* BEGIN RECORD LIST *
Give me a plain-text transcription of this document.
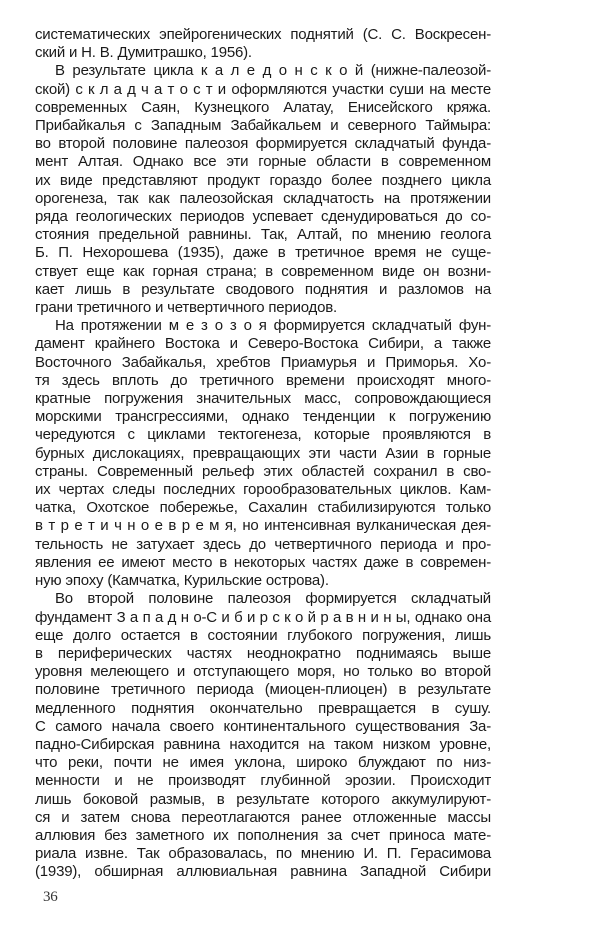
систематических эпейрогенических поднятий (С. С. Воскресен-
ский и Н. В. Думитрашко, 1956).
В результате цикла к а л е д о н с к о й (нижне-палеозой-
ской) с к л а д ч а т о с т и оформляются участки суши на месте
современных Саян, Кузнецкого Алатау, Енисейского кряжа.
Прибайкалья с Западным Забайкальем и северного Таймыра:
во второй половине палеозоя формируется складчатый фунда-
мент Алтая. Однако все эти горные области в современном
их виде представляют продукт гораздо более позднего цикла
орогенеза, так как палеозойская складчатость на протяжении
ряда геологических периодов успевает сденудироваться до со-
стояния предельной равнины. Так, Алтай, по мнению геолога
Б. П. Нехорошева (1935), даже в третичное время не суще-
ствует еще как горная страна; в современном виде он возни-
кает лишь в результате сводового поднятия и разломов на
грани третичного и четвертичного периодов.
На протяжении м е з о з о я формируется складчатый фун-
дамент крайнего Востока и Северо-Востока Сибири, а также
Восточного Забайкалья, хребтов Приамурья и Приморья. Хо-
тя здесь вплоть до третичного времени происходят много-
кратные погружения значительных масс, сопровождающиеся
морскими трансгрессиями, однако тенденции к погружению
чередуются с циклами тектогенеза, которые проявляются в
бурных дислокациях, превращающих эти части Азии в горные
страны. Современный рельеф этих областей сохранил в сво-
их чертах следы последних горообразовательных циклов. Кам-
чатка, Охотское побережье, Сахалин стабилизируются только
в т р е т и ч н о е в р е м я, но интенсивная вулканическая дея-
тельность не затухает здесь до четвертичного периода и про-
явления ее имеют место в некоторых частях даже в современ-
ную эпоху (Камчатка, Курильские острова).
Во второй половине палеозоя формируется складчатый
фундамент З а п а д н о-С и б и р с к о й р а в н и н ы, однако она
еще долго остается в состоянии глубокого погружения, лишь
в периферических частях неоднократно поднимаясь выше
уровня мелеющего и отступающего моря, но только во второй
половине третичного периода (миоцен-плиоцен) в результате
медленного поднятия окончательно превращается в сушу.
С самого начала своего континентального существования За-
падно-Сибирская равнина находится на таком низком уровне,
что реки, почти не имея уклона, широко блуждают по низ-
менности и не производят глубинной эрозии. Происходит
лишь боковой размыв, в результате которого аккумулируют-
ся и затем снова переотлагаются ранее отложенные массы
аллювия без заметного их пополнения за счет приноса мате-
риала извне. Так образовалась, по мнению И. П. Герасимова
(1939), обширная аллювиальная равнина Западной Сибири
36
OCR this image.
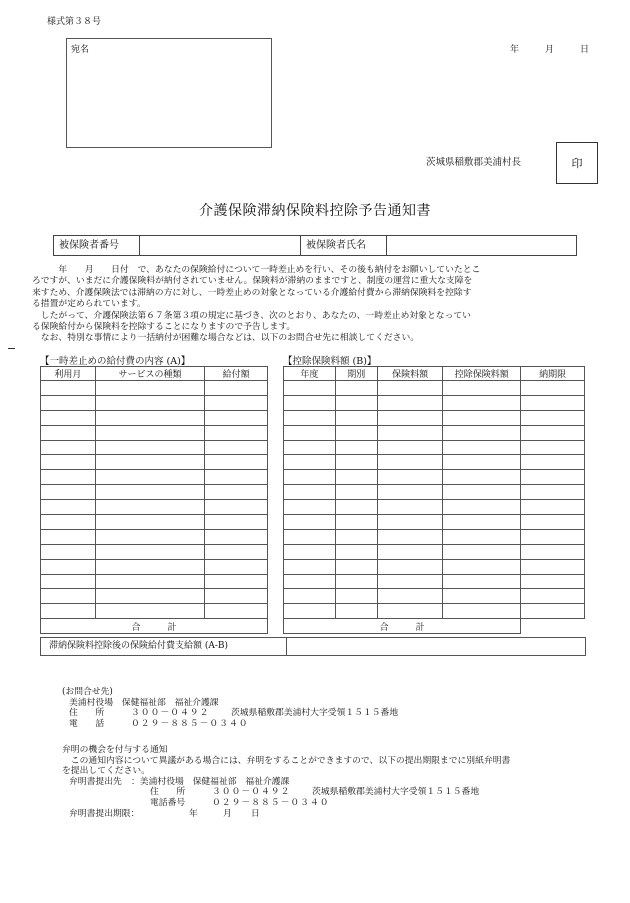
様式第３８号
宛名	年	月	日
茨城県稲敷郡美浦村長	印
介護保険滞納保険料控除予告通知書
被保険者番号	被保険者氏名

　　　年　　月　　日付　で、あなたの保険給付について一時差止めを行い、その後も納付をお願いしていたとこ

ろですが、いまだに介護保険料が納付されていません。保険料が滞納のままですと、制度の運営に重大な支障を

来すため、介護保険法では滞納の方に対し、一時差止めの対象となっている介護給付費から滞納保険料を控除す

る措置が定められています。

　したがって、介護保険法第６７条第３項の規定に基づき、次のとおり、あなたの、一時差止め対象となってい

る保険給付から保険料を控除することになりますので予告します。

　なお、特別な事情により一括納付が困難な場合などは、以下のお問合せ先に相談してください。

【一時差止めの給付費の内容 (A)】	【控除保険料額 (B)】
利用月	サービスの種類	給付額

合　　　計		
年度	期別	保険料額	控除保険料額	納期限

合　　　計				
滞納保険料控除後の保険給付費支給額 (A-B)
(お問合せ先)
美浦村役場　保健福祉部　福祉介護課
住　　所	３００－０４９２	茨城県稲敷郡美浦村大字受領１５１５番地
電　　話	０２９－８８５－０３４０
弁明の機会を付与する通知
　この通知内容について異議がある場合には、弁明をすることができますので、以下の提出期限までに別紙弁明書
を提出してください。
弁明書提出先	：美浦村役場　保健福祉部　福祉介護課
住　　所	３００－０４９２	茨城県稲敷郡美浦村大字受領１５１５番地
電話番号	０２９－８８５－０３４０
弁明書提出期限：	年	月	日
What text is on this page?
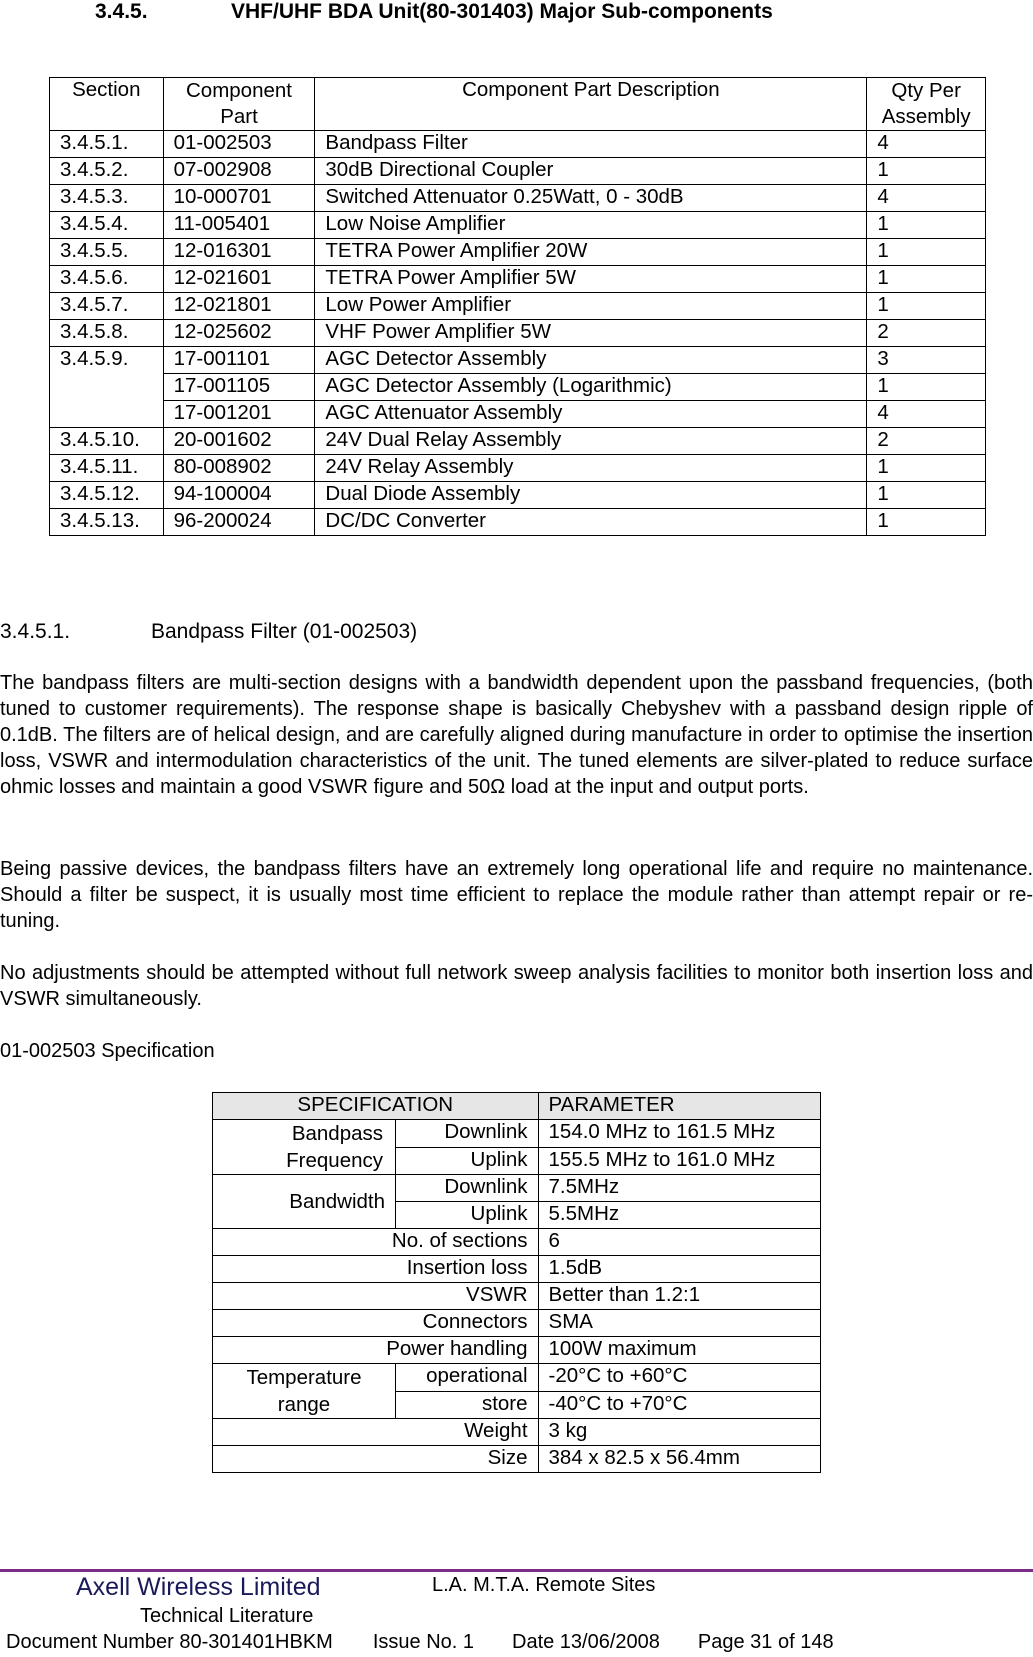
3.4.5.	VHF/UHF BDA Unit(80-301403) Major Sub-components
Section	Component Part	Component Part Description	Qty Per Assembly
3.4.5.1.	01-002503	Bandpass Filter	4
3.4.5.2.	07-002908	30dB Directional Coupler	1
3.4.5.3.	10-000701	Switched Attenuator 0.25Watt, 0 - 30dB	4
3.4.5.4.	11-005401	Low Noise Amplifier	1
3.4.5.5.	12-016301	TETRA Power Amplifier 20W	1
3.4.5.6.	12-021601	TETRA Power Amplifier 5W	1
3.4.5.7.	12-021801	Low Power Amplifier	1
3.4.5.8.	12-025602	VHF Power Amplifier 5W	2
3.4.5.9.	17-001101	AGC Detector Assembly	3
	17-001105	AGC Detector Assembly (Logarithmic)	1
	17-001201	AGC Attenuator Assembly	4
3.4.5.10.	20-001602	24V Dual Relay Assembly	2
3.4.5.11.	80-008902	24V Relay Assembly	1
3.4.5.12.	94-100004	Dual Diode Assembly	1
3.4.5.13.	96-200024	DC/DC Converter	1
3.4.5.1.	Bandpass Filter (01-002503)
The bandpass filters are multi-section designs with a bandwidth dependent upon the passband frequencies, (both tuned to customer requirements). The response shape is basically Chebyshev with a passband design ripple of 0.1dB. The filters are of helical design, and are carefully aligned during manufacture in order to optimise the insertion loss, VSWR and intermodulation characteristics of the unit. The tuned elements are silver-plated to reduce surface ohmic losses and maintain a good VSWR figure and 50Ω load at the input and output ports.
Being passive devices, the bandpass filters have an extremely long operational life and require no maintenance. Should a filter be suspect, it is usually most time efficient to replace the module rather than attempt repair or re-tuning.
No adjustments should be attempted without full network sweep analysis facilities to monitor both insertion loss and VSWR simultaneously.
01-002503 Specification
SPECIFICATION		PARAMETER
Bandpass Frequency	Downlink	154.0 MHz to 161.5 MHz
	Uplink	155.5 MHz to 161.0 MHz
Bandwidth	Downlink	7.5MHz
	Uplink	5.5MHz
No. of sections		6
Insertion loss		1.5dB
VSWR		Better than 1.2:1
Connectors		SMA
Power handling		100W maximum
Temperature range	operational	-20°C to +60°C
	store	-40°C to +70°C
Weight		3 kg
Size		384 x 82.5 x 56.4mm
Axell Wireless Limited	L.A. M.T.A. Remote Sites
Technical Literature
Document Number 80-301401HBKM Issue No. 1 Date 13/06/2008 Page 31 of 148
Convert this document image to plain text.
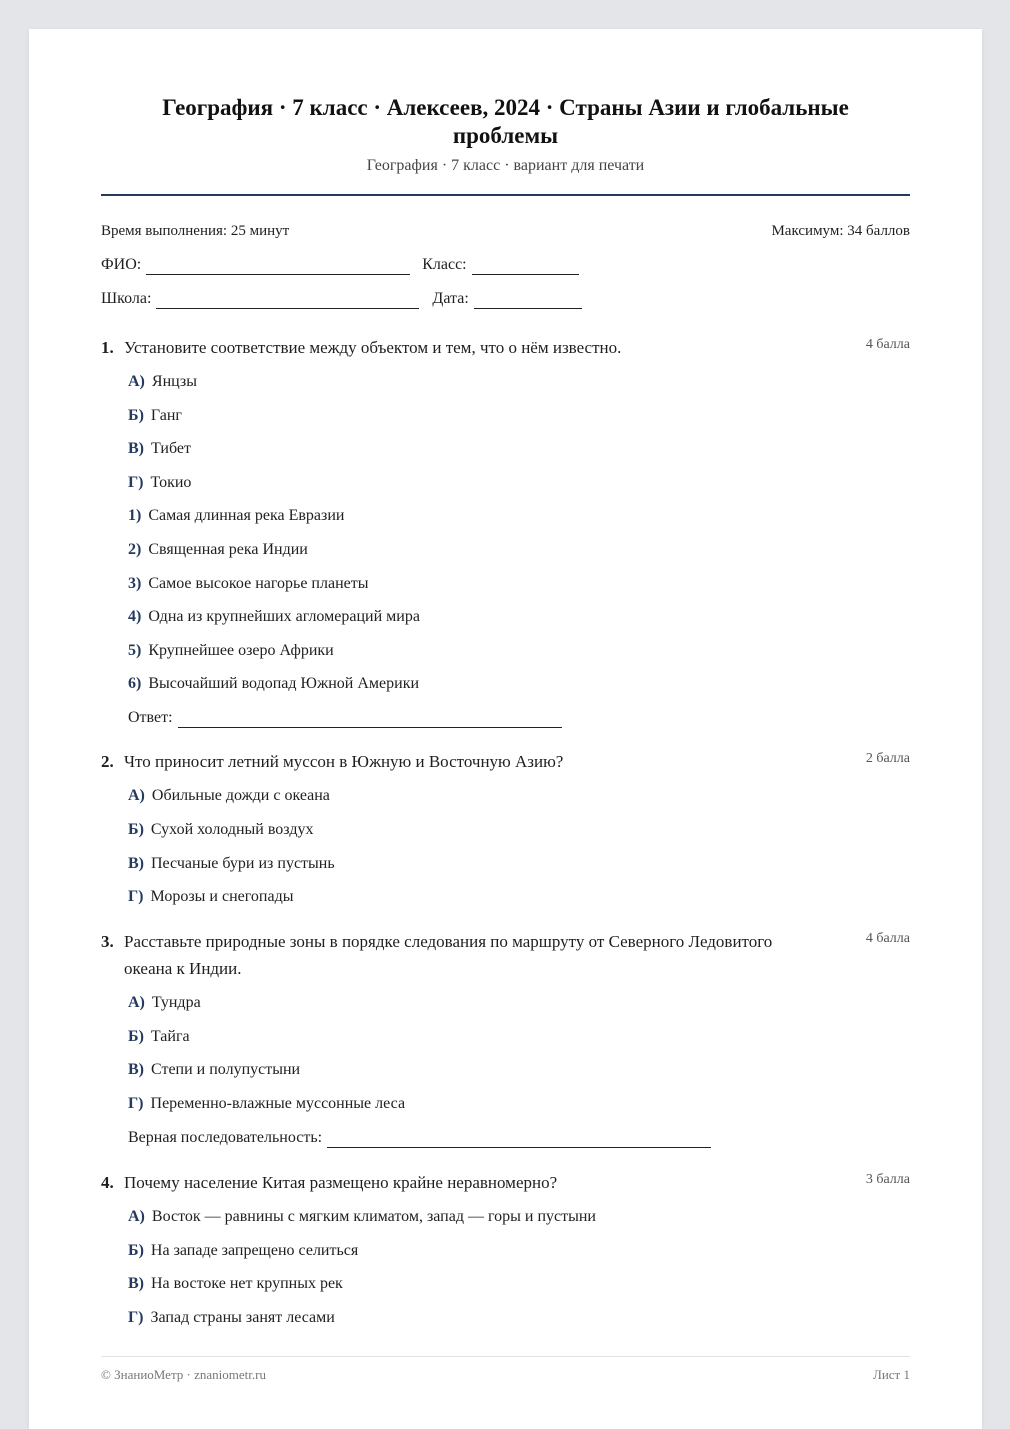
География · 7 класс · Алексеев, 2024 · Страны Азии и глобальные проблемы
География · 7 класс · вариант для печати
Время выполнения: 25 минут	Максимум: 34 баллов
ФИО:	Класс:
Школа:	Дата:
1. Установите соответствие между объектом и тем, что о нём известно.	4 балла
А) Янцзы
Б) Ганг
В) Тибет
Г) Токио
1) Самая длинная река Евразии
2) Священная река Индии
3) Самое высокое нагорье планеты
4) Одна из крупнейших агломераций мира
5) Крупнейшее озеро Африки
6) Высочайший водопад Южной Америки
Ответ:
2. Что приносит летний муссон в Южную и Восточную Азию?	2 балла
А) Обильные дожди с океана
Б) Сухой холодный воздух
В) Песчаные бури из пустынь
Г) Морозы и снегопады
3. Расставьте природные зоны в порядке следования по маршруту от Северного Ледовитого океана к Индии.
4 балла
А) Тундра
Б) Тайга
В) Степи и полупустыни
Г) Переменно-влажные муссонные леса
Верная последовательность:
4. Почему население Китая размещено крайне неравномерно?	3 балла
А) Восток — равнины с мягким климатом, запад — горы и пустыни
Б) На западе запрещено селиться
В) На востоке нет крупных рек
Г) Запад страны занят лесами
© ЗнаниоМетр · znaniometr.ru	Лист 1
* END RECORD LIST *
**WHAT IS REQUIRED:**
Reproduce the entries above word for word. Pictures stay out.

**RESULT:**
Give me a plain-text transcription of this document.
систематических эпейрогенических поднятий (С. С. Воскресен-
ский и Н. В. Думитрашко, 1956).
В результате цикла к а л е д о н с к о й (нижне-палеозой-
ской) с к л а д ч а т о с т и оформляются участки суши на месте
современных Саян, Кузнецкого Алатау, Енисейского кряжа.
Прибайкалья с Западным Забайкальем и северного Таймыра:
во второй половине палеозоя формируется складчатый фунда-
мент Алтая. Однако все эти горные области в современном
их виде представляют продукт гораздо более позднего цикла
орогенеза, так как палеозойская складчатость на протяжении
ряда геологических периодов успевает сденудироваться до со-
стояния предельной равнины. Так, Алтай, по мнению геолога
Б. П. Нехорошева (1935), даже в третичное время не суще-
ствует еще как горная страна; в современном виде он возни-
кает лишь в результате сводового поднятия и разломов на
грани третичного и четвертичного периодов.
На протяжении м е з о з о я формируется складчатый фун-
дамент крайнего Востока и Северо-Востока Сибири, а также
Восточного Забайкалья, хребтов Приамурья и Приморья. Хо-
тя здесь вплоть до третичного времени происходят много-
кратные погружения значительных масс, сопровождающиеся
морскими трансгрессиями, однако тенденции к погружению
чередуются с циклами тектогенеза, которые проявляются в
бурных дислокациях, превращающих эти части Азии в горные
страны. Современный рельеф этих областей сохранил в сво-
их чертах следы последних горообразовательных циклов. Кам-
чатка, Охотское побережье, Сахалин стабилизируются только
в т р е т и ч н о е в р е м я, но интенсивная вулканическая дея-
тельность не затухает здесь до четвертичного периода и про-
явления ее имеют место в некоторых частях даже в современ-
ную эпоху (Камчатка, Курильские острова).
Во второй половине палеозоя формируется складчатый
фундамент З а п а д н о-С и б и р с к о й р а в н и н ы, однако она
еще долго остается в состоянии глубокого погружения, лишь
в периферических частях неоднократно поднимаясь выше
уровня мелеющего и отступающего моря, но только во второй
половине третичного периода (миоцен-плиоцен) в результате
медленного поднятия окончательно превращается в сушу.
С самого начала своего континентального существования За-
падно-Сибирская равнина находится на таком низком уровне,
что реки, почти не имея уклона, широко блуждают по низ-
менности и не производят глубинной эрозии. Происходит
лишь боковой размыв, в результате которого аккумулируют-
ся и затем снова переотлагаются ранее отложенные массы
аллювия без заметного их пополнения за счет приноса мате-
риала извне. Так образовалась, по мнению И. П. Герасимова
(1939), обширная аллювиальная равнина Западной Сибири
36
OCR this image.
様式第３８号
宛名	年	月	日
茨城県稲敷郡美浦村長	印
介護保険滞納保険料控除予告通知書
被保険者番号	被保険者氏名

　　　年　　月　　日付　で、あなたの保険給付について一時差止めを行い、その後も納付をお願いしていたとこ

ろですが、いまだに介護保険料が納付されていません。保険料が滞納のままですと、制度の運営に重大な支障を

来すため、介護保険法では滞納の方に対し、一時差止めの対象となっている介護給付費から滞納保険料を控除す

る措置が定められています。

　したがって、介護保険法第６７条第３項の規定に基づき、次のとおり、あなたの、一時差止め対象となってい

る保険給付から保険料を控除することになりますので予告します。

　なお、特別な事情により一括納付が困難な場合などは、以下のお問合せ先に相談してください。

【一時差止めの給付費の内容 (A)】	【控除保険料額 (B)】
利用月	サービスの種類	給付額

合　　　計		
年度	期別	保険料額	控除保険料額	納期限

合　　　計				
滞納保険料控除後の保険給付費支給額 (A-B)
(お問合せ先)
美浦村役場　保健福祉部　福祉介護課
住　　所	３００－０４９２	茨城県稲敷郡美浦村大字受領１５１５番地
電　　話	０２９－８８５－０３４０
弁明の機会を付与する通知
　この通知内容について異議がある場合には、弁明をすることができますので、以下の提出期限までに別紙弁明書
を提出してください。
弁明書提出先	：美浦村役場　保健福祉部　福祉介護課
住　　所	３００－０４９２	茨城県稲敷郡美浦村大字受領１５１５番地
電話番号	０２９－８８５－０３４０
弁明書提出期限：	年	月	日
What text is on this page?
3.4.5.	VHF/UHF BDA Unit(80-301403) Major Sub-components
Section	Component Part	Component Part Description	Qty Per Assembly
3.4.5.1.	01-002503	Bandpass Filter	4
3.4.5.2.	07-002908	30dB Directional Coupler	1
3.4.5.3.	10-000701	Switched Attenuator 0.25Watt, 0 - 30dB	4
3.4.5.4.	11-005401	Low Noise Amplifier	1
3.4.5.5.	12-016301	TETRA Power Amplifier 20W	1
3.4.5.6.	12-021601	TETRA Power Amplifier 5W	1
3.4.5.7.	12-021801	Low Power Amplifier	1
3.4.5.8.	12-025602	VHF Power Amplifier 5W	2
3.4.5.9.	17-001101	AGC Detector Assembly	3
	17-001105	AGC Detector Assembly (Logarithmic)	1
	17-001201	AGC Attenuator Assembly	4
3.4.5.10.	20-001602	24V Dual Relay Assembly	2
3.4.5.11.	80-008902	24V Relay Assembly	1
3.4.5.12.	94-100004	Dual Diode Assembly	1
3.4.5.13.	96-200024	DC/DC Converter	1
3.4.5.1.	Bandpass Filter (01-002503)
The bandpass filters are multi-section designs with a bandwidth dependent upon the passband frequencies, (both tuned to customer requirements). The response shape is basically Chebyshev with a passband design ripple of 0.1dB. The filters are of helical design, and are carefully aligned during manufacture in order to optimise the insertion loss, VSWR and intermodulation characteristics of the unit. The tuned elements are silver-plated to reduce surface ohmic losses and maintain a good VSWR figure and 50Ω load at the input and output ports.
Being passive devices, the bandpass filters have an extremely long operational life and require no maintenance. Should a filter be suspect, it is usually most time efficient to replace the module rather than attempt repair or re-tuning.
No adjustments should be attempted without full network sweep analysis facilities to monitor both insertion loss and VSWR simultaneously.
01-002503 Specification
SPECIFICATION		PARAMETER
Bandpass Frequency	Downlink	154.0 MHz to 161.5 MHz
	Uplink	155.5 MHz to 161.0 MHz
Bandwidth	Downlink	7.5MHz
	Uplink	5.5MHz
No. of sections		6
Insertion loss		1.5dB
VSWR		Better than 1.2:1
Connectors		SMA
Power handling		100W maximum
Temperature range	operational	-20°C to +60°C
	store	-40°C to +70°C
Weight		3 kg
Size		384 x 82.5 x 56.4mm
Axell Wireless Limited	L.A. M.T.A. Remote Sites
Technical Literature
Document Number 80-301401HBKM Issue No. 1 Date 13/06/2008 Page 31 of 148
Convert this document image to plain text.
География · 7 класс · Алексеев, 2024 · Страны Азии и глобальные проблемы
География · 7 класс · вариант для печати
Время выполнения: 25 минут	Максимум: 34 баллов
ФИО:	Класс:
Школа:	Дата:
1. Установите соответствие между объектом и тем, что о нём известно.	4 балла
А) Янцзы
Б) Ганг
В) Тибет
Г) Токио
1) Самая длинная река Евразии
2) Священная река Индии
3) Самое высокое нагорье планеты
4) Одна из крупнейших агломераций мира
5) Крупнейшее озеро Африки
6) Высочайший водопад Южной Америки
Ответ:
2. Что приносит летний муссон в Южную и Восточную Азию?	2 балла
А) Обильные дожди с океана
Б) Сухой холодный воздух
В) Песчаные бури из пустынь
Г) Морозы и снегопады
3. Расставьте природные зоны в порядке следования по маршруту от Северного Ледовитого океана к Индии.
4 балла
А) Тундра
Б) Тайга
В) Степи и полупустыни
Г) Переменно-влажные муссонные леса
Верная последовательность:
4. Почему население Китая размещено крайне неравномерно?	3 балла
А) Восток — равнины с мягким климатом, запад — горы и пустыни
Б) На западе запрещено селиться
В) На востоке нет крупных рек
Г) Запад страны занят лесами
© ЗнаниоМетр · znaniometr.ru	Лист 1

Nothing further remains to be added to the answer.